BEGIN TASK DATA

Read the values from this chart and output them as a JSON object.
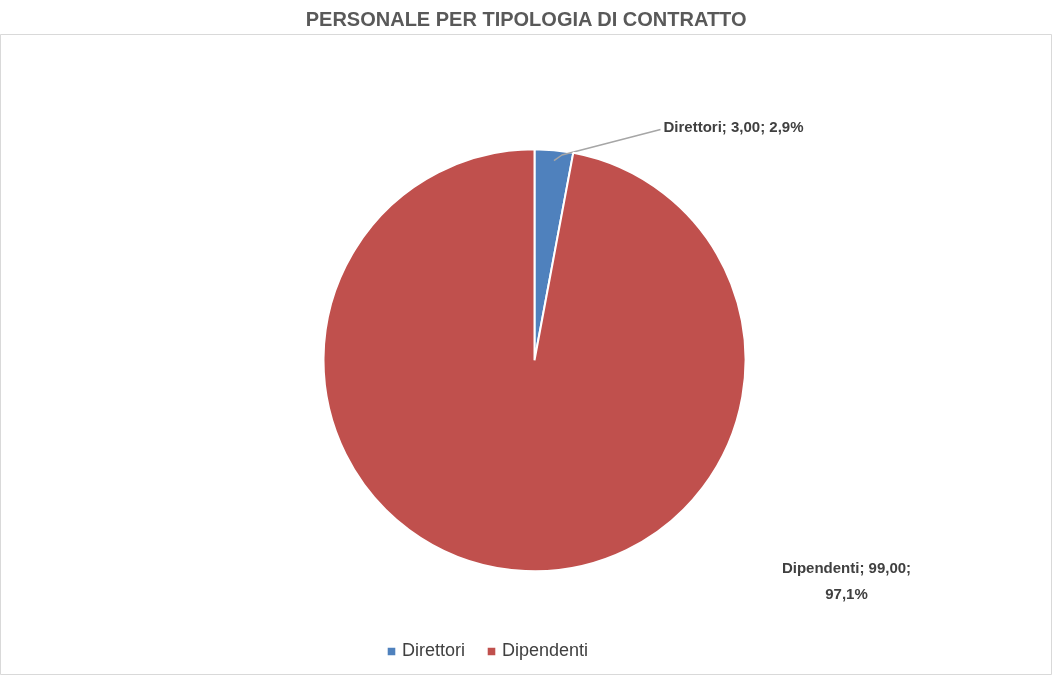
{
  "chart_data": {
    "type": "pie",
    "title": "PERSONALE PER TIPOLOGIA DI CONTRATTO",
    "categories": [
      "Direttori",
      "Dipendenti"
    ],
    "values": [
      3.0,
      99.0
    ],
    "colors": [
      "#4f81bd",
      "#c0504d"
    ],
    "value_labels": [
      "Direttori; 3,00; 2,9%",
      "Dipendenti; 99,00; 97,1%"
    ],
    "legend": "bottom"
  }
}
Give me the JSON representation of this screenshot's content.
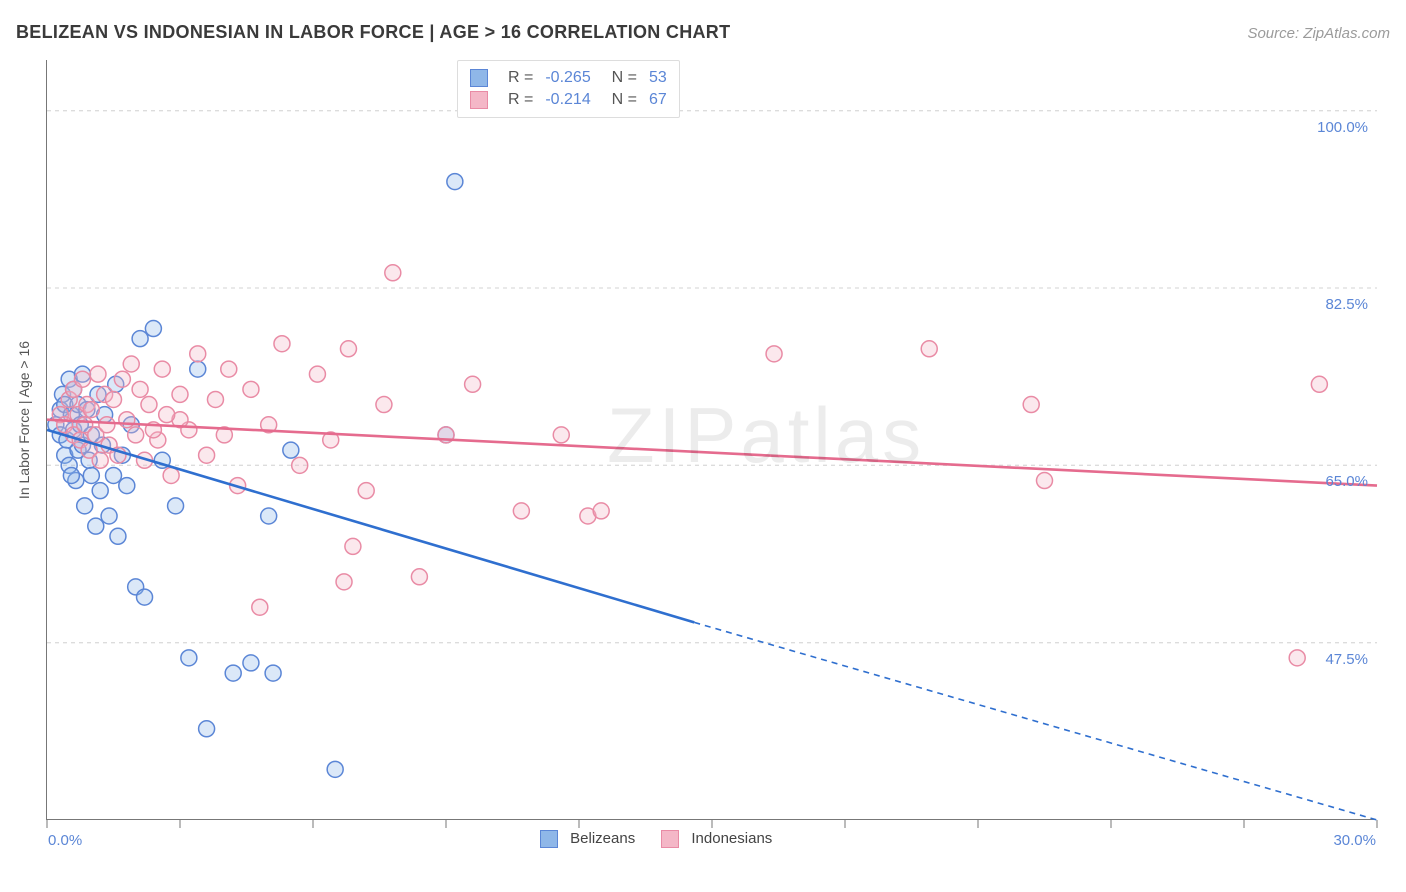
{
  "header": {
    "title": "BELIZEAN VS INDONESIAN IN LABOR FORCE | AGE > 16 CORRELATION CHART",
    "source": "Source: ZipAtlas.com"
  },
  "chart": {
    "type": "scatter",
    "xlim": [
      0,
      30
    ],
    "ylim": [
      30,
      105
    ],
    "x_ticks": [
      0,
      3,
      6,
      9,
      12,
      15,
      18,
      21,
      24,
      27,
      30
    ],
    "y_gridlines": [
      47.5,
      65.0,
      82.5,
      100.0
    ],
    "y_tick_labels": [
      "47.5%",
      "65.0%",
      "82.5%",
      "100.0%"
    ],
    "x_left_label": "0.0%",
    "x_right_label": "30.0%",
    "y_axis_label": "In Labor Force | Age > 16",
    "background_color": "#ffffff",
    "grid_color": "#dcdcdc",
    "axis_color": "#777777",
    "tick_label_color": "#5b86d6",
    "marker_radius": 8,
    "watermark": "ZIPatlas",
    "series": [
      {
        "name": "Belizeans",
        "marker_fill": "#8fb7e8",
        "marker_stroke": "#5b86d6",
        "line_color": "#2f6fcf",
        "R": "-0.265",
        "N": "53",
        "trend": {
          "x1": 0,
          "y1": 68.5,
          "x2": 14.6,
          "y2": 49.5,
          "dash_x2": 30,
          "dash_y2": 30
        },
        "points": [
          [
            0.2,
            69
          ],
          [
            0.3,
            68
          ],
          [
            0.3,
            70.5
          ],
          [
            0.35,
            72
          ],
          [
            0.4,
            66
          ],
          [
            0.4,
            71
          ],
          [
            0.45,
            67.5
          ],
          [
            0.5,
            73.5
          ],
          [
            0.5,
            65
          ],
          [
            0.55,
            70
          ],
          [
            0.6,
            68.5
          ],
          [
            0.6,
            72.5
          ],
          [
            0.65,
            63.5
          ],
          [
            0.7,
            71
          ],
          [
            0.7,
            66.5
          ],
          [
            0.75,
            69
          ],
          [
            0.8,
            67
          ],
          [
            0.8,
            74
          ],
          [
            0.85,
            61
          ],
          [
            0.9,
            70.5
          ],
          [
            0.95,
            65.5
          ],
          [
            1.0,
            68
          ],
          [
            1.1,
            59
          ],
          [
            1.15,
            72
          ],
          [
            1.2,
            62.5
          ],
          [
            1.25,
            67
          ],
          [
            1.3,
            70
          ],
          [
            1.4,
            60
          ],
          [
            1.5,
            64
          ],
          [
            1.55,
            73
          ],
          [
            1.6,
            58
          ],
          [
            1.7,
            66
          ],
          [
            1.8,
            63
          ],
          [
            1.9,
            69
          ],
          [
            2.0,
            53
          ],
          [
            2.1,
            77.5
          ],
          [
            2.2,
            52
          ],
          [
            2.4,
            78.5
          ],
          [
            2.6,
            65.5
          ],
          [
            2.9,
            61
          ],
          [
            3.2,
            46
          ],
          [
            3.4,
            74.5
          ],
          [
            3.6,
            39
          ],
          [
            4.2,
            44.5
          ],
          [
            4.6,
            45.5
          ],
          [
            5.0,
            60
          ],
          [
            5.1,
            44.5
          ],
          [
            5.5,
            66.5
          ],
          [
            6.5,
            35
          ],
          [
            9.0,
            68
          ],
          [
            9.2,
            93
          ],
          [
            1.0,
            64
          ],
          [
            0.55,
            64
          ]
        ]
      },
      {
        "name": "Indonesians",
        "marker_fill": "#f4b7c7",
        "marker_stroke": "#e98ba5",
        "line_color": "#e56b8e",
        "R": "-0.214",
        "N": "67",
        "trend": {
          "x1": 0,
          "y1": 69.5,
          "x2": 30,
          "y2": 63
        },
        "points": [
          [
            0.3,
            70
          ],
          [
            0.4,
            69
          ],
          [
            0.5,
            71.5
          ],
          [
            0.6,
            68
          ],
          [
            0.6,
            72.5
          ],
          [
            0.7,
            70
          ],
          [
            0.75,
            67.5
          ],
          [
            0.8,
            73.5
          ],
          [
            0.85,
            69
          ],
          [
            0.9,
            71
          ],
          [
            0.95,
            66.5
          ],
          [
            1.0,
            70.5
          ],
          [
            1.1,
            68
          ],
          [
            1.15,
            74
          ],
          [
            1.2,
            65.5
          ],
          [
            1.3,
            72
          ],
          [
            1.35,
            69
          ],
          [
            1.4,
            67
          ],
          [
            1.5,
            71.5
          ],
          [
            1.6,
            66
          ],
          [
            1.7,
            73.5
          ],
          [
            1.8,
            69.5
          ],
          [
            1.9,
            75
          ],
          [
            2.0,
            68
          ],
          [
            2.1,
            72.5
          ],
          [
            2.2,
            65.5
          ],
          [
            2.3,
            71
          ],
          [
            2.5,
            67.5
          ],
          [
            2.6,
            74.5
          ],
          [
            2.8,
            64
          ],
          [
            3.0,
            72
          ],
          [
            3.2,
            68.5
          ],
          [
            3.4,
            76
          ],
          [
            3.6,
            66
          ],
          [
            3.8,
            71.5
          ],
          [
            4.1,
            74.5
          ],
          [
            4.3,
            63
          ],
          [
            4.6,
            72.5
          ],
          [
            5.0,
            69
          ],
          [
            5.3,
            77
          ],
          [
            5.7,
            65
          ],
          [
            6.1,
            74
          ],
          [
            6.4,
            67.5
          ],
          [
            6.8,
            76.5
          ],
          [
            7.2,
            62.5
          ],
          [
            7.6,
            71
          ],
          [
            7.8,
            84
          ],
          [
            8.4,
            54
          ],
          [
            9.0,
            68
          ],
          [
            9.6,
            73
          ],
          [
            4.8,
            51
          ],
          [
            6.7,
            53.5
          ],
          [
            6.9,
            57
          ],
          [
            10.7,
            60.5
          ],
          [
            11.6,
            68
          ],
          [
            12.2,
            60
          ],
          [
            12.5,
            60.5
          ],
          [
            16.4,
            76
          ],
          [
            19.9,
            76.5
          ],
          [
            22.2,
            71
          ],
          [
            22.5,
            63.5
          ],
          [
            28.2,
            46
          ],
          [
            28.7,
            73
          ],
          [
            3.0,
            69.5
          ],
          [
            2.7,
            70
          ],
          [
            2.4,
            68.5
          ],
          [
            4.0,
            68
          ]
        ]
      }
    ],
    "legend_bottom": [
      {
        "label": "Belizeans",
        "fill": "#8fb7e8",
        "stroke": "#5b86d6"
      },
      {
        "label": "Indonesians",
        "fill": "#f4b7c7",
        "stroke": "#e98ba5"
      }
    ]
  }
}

END TASK DATA

Pictures are excluded; copy every other part of the records exactly.

Read the values from this chart and output them as a JSON object.
{
  "chart_data": {
    "type": "pie",
    "title": "PERSONALE PER TIPOLOGIA DI CONTRATTO",
    "categories": [
      "Direttori",
      "Dipendenti"
    ],
    "values": [
      3.0,
      99.0
    ],
    "colors": [
      "#4f81bd",
      "#c0504d"
    ],
    "value_labels": [
      "Direttori; 3,00; 2,9%",
      "Dipendenti; 99,00; 97,1%"
    ],
    "legend": "bottom"
  }
}
Give me the JSON representation of this screenshot's content.
{
  "header": {
    "title": "BELIZEAN VS INDONESIAN IN LABOR FORCE | AGE > 16 CORRELATION CHART",
    "source": "Source: ZipAtlas.com"
  },
  "chart": {
    "type": "scatter",
    "xlim": [
      0,
      30
    ],
    "ylim": [
      30,
      105
    ],
    "x_ticks": [
      0,
      3,
      6,
      9,
      12,
      15,
      18,
      21,
      24,
      27,
      30
    ],
    "y_gridlines": [
      47.5,
      65.0,
      82.5,
      100.0
    ],
    "y_tick_labels": [
      "47.5%",
      "65.0%",
      "82.5%",
      "100.0%"
    ],
    "x_left_label": "0.0%",
    "x_right_label": "30.0%",
    "y_axis_label": "In Labor Force | Age > 16",
    "background_color": "#ffffff",
    "grid_color": "#dcdcdc",
    "axis_color": "#777777",
    "tick_label_color": "#5b86d6",
    "marker_radius": 8,
    "watermark": "ZIPatlas",
    "series": [
      {
        "name": "Belizeans",
        "marker_fill": "#8fb7e8",
        "marker_stroke": "#5b86d6",
        "line_color": "#2f6fcf",
        "R": "-0.265",
        "N": "53",
        "trend": {
          "x1": 0,
          "y1": 68.5,
          "x2": 14.6,
          "y2": 49.5,
          "dash_x2": 30,
          "dash_y2": 30
        },
        "points": [
          [
            0.2,
            69
          ],
          [
            0.3,
            68
          ],
          [
            0.3,
            70.5
          ],
          [
            0.35,
            72
          ],
          [
            0.4,
            66
          ],
          [
            0.4,
            71
          ],
          [
            0.45,
            67.5
          ],
          [
            0.5,
            73.5
          ],
          [
            0.5,
            65
          ],
          [
            0.55,
            70
          ],
          [
            0.6,
            68.5
          ],
          [
            0.6,
            72.5
          ],
          [
            0.65,
            63.5
          ],
          [
            0.7,
            71
          ],
          [
            0.7,
            66.5
          ],
          [
            0.75,
            69
          ],
          [
            0.8,
            67
          ],
          [
            0.8,
            74
          ],
          [
            0.85,
            61
          ],
          [
            0.9,
            70.5
          ],
          [
            0.95,
            65.5
          ],
          [
            1.0,
            68
          ],
          [
            1.1,
            59
          ],
          [
            1.15,
            72
          ],
          [
            1.2,
            62.5
          ],
          [
            1.25,
            67
          ],
          [
            1.3,
            70
          ],
          [
            1.4,
            60
          ],
          [
            1.5,
            64
          ],
          [
            1.55,
            73
          ],
          [
            1.6,
            58
          ],
          [
            1.7,
            66
          ],
          [
            1.8,
            63
          ],
          [
            1.9,
            69
          ],
          [
            2.0,
            53
          ],
          [
            2.1,
            77.5
          ],
          [
            2.2,
            52
          ],
          [
            2.4,
            78.5
          ],
          [
            2.6,
            65.5
          ],
          [
            2.9,
            61
          ],
          [
            3.2,
            46
          ],
          [
            3.4,
            74.5
          ],
          [
            3.6,
            39
          ],
          [
            4.2,
            44.5
          ],
          [
            4.6,
            45.5
          ],
          [
            5.0,
            60
          ],
          [
            5.1,
            44.5
          ],
          [
            5.5,
            66.5
          ],
          [
            6.5,
            35
          ],
          [
            9.0,
            68
          ],
          [
            9.2,
            93
          ],
          [
            1.0,
            64
          ],
          [
            0.55,
            64
          ]
        ]
      },
      {
        "name": "Indonesians",
        "marker_fill": "#f4b7c7",
        "marker_stroke": "#e98ba5",
        "line_color": "#e56b8e",
        "R": "-0.214",
        "N": "67",
        "trend": {
          "x1": 0,
          "y1": 69.5,
          "x2": 30,
          "y2": 63
        },
        "points": [
          [
            0.3,
            70
          ],
          [
            0.4,
            69
          ],
          [
            0.5,
            71.5
          ],
          [
            0.6,
            68
          ],
          [
            0.6,
            72.5
          ],
          [
            0.7,
            70
          ],
          [
            0.75,
            67.5
          ],
          [
            0.8,
            73.5
          ],
          [
            0.85,
            69
          ],
          [
            0.9,
            71
          ],
          [
            0.95,
            66.5
          ],
          [
            1.0,
            70.5
          ],
          [
            1.1,
            68
          ],
          [
            1.15,
            74
          ],
          [
            1.2,
            65.5
          ],
          [
            1.3,
            72
          ],
          [
            1.35,
            69
          ],
          [
            1.4,
            67
          ],
          [
            1.5,
            71.5
          ],
          [
            1.6,
            66
          ],
          [
            1.7,
            73.5
          ],
          [
            1.8,
            69.5
          ],
          [
            1.9,
            75
          ],
          [
            2.0,
            68
          ],
          [
            2.1,
            72.5
          ],
          [
            2.2,
            65.5
          ],
          [
            2.3,
            71
          ],
          [
            2.5,
            67.5
          ],
          [
            2.6,
            74.5
          ],
          [
            2.8,
            64
          ],
          [
            3.0,
            72
          ],
          [
            3.2,
            68.5
          ],
          [
            3.4,
            76
          ],
          [
            3.6,
            66
          ],
          [
            3.8,
            71.5
          ],
          [
            4.1,
            74.5
          ],
          [
            4.3,
            63
          ],
          [
            4.6,
            72.5
          ],
          [
            5.0,
            69
          ],
          [
            5.3,
            77
          ],
          [
            5.7,
            65
          ],
          [
            6.1,
            74
          ],
          [
            6.4,
            67.5
          ],
          [
            6.8,
            76.5
          ],
          [
            7.2,
            62.5
          ],
          [
            7.6,
            71
          ],
          [
            7.8,
            84
          ],
          [
            8.4,
            54
          ],
          [
            9.0,
            68
          ],
          [
            9.6,
            73
          ],
          [
            4.8,
            51
          ],
          [
            6.7,
            53.5
          ],
          [
            6.9,
            57
          ],
          [
            10.7,
            60.5
          ],
          [
            11.6,
            68
          ],
          [
            12.2,
            60
          ],
          [
            12.5,
            60.5
          ],
          [
            16.4,
            76
          ],
          [
            19.9,
            76.5
          ],
          [
            22.2,
            71
          ],
          [
            22.5,
            63.5
          ],
          [
            28.2,
            46
          ],
          [
            28.7,
            73
          ],
          [
            3.0,
            69.5
          ],
          [
            2.7,
            70
          ],
          [
            2.4,
            68.5
          ],
          [
            4.0,
            68
          ]
        ]
      }
    ],
    "legend_bottom": [
      {
        "label": "Belizeans",
        "fill": "#8fb7e8",
        "stroke": "#5b86d6"
      },
      {
        "label": "Indonesians",
        "fill": "#f4b7c7",
        "stroke": "#e98ba5"
      }
    ]
  }
}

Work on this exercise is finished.